Dataset excerpt
******************************
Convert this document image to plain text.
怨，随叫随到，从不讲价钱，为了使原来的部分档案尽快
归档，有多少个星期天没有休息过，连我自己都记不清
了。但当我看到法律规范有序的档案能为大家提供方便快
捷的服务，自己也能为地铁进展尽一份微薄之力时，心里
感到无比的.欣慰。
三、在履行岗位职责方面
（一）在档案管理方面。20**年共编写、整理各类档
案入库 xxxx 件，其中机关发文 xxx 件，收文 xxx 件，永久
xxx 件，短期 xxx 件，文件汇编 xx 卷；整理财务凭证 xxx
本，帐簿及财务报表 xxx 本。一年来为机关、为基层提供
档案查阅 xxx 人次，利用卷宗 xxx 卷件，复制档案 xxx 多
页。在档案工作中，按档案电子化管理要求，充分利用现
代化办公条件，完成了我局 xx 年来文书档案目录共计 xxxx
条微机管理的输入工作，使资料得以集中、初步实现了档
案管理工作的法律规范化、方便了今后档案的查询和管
******************************
:: Aim ::
Take the data above and return it exactly.

:: Right answer ::
Convert this document image to plain text.
怨，随叫随到，从不讲价钱，为了使原来的部分档案尽快
归档，有多少个星期天没有休息过，连我自己都记不清
了。但当我看到法律规范有序的档案能为大家提供方便快
捷的服务，自己也能为地铁进展尽一份微薄之力时，心里
感到无比的.欣慰。
三、在履行岗位职责方面
（一）在档案管理方面。20**年共编写、整理各类档
案入库 xxxx 件，其中机关发文 xxx 件，收文 xxx 件，永久
xxx 件，短期 xxx 件，文件汇编 xx 卷；整理财务凭证 xxx
本，帐簿及财务报表 xxx 本。一年来为机关、为基层提供
档案查阅 xxx 人次，利用卷宗 xxx 卷件，复制档案 xxx 多
页。在档案工作中，按档案电子化管理要求，充分利用现
代化办公条件，完成了我局 xx 年来文书档案目录共计 xxxx
条微机管理的输入工作，使资料得以集中、初步实现了档
案管理工作的法律规范化、方便了今后档案的查询和管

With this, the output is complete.